*Task details*
Note each line where "label" appears, and copy it.

*Task input*
# # #

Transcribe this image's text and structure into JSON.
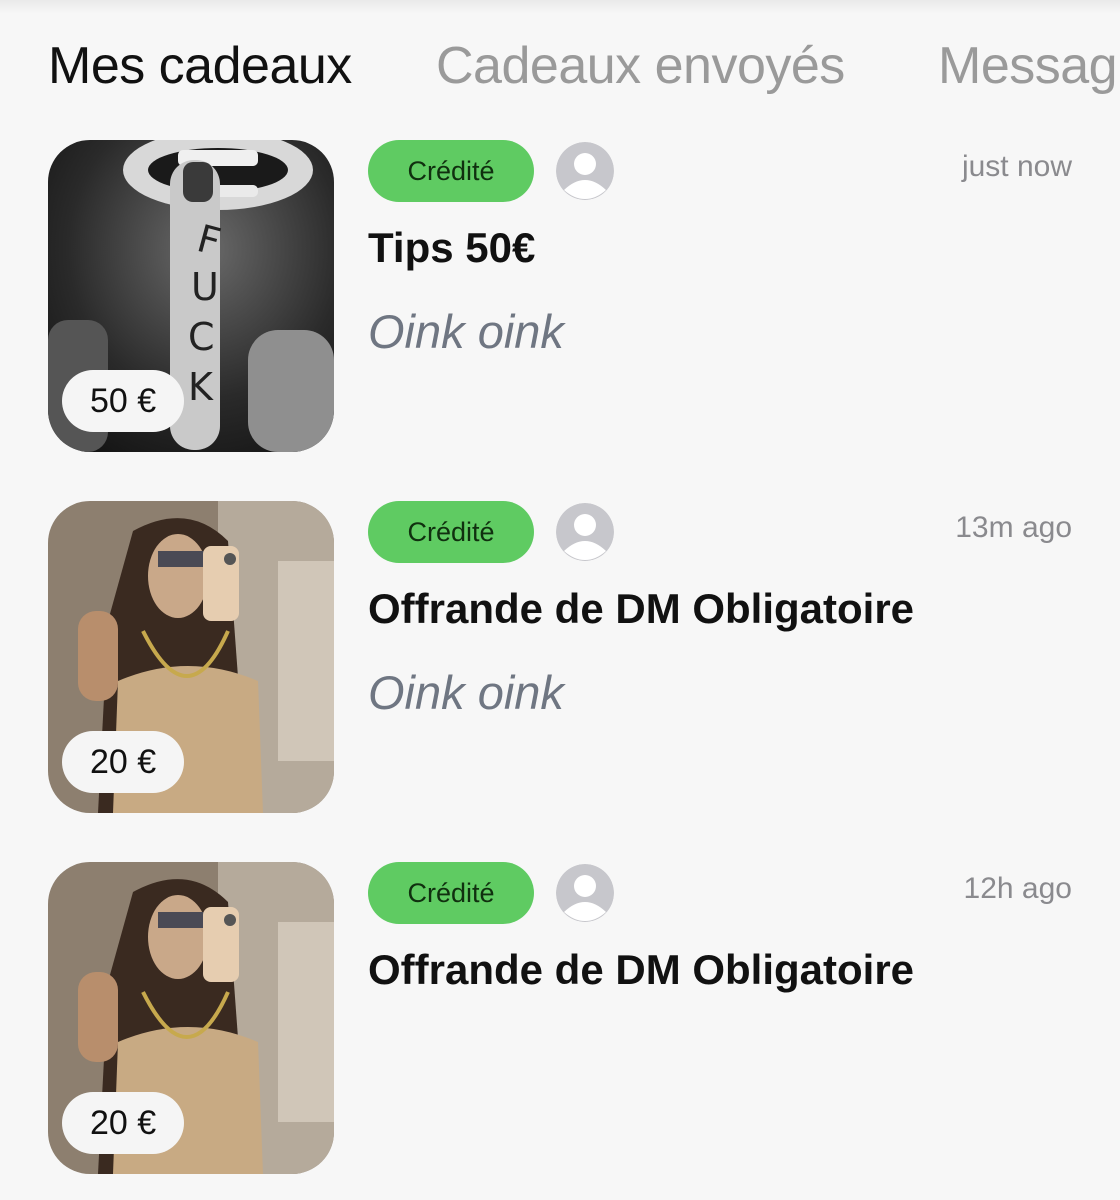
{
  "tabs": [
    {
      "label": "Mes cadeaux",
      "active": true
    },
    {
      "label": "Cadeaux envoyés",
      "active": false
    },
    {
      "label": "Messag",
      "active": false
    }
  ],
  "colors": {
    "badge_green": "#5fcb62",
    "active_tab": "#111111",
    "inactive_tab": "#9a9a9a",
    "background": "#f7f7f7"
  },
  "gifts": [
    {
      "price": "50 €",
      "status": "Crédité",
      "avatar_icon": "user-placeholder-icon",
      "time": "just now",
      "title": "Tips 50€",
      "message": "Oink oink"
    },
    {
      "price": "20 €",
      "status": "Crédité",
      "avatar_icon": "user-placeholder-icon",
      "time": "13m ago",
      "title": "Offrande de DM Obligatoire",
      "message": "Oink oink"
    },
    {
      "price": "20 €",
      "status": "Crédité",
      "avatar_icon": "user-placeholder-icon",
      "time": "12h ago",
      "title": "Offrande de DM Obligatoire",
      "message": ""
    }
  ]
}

# # #

*Full output*
      "label": "Mes cadeaux",
      "label": "Cadeaux envoyés",
      "label": "Messag",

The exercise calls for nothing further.